▸ Aim of the task
Consider the data that follows and state how many lines contain the string "已知函数", using the number alone.

##### Dataset records #####

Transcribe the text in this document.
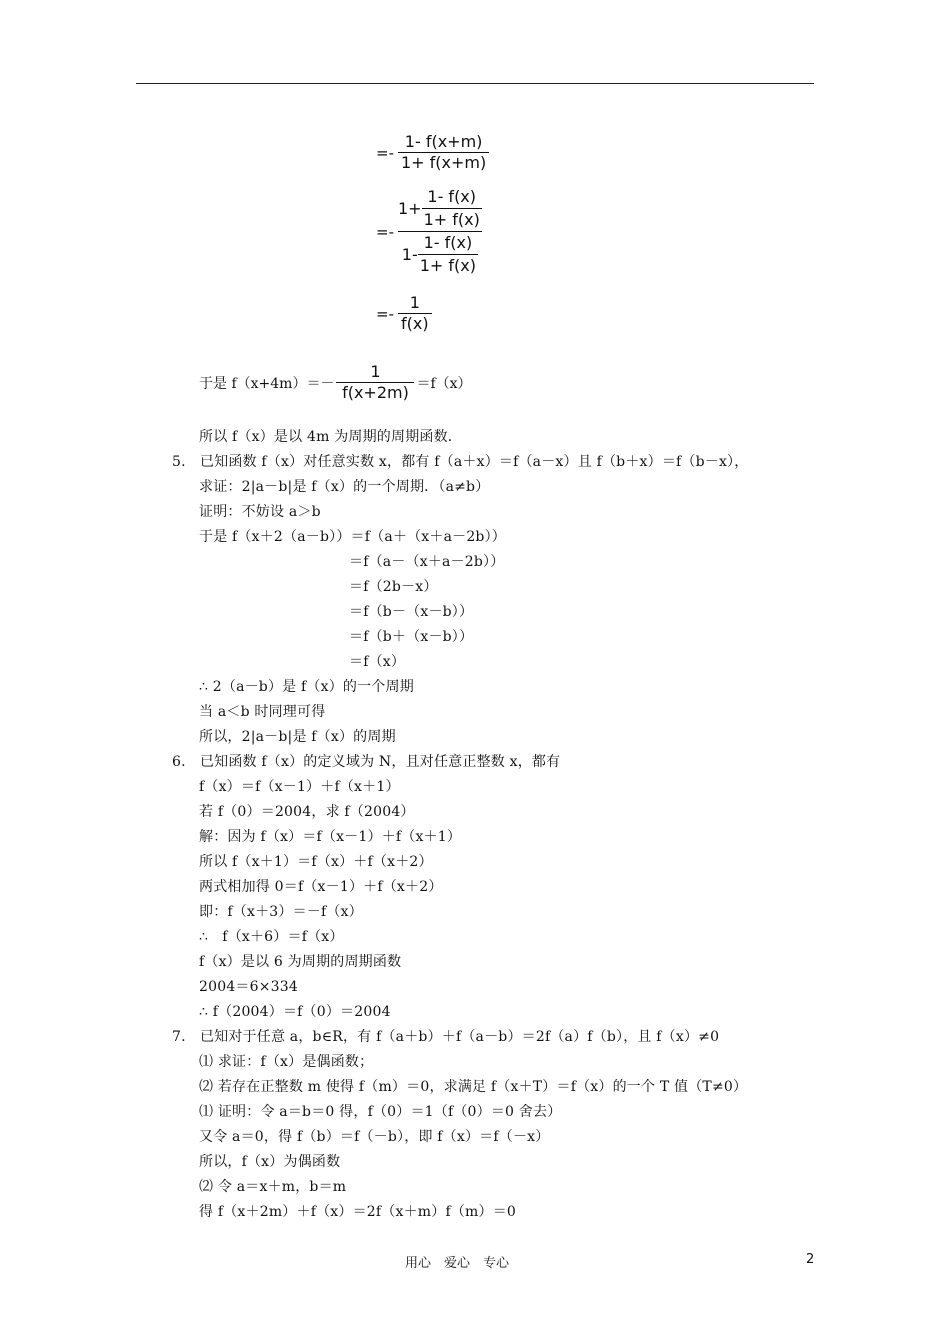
=- $\frac{1- f(x+m)}{1+ f(x+m)}$
=- $\frac{1+ \frac{1- f(x)}{1+ f(x)}}{1- \frac{1- f(x)}{1+ f(x)}}$
=- $\frac{1}{f(x)}$
于是 $f(x+4m)=- \frac{1}{f(x+2m)} =f(x)$
所以 f（x）是以 4m 为周期的周期函数．
5.　已知函数 f（x）对任意实数 x，都有 f（a＋x）＝f（a－x）且 f（b＋x）＝f（b－x），
求证：2|a－b|是 f（x）的一个周期．（a≠b）
证明：不妨设 a＞b
于是 f（x＋2（a－b））＝f（a＋（x＋a－2b））
＝f（a－（x＋a－2b））
＝f（2b－x）
＝f（b－（x－b））
＝f（b＋（x－b））
＝f（x）
∴ 2（a－b）是 f（x）的一个周期
当 a＜b 时同理可得
所以，2|a－b|是 f（x）的周期
6.　已知函数 f（x）的定义域为 N，且对任意正整数 x，都有
f（x）＝f（x－1）＋f（x＋1）
若 f（0）＝2004，求 f（2004）
解：因为 f（x）＝f（x－1）＋f（x＋1）
所以 f（x＋1）＝f（x）＋f（x＋2）
两式相加得 0＝f（x－1）＋f（x＋2）
即：f（x＋3）＝－f（x）
∴　f（x＋6）＝f（x）
f（x）是以 6 为周期的周期函数
2004＝6×334
∴ f（2004）＝f（0）＝2004
7.　已知对于任意 a，b∈R，有 f（a＋b）＋f（a－b）＝2f（a）f（b），且 f（x）≠0
⑴ 求证：f（x）是偶函数；
⑵ 若存在正整数 m 使得 f（m）＝0，求满足 f（x＋T）＝f（x）的一个 T 值（T≠0）
⑴ 证明：令 a＝b＝0 得，f（0）＝1（f（0）＝0 舍去）
又令 a＝0，得 f（b）＝f（－b），即 f（x）＝f（－x）
所以，f（x）为偶函数
⑵ 令 a＝x＋m，b＝m
得 f（x＋2m）＋f（x）＝2f（x＋m）f（m）＝0
用心　爱心　专心	2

#####

▸ Answer to the problem
2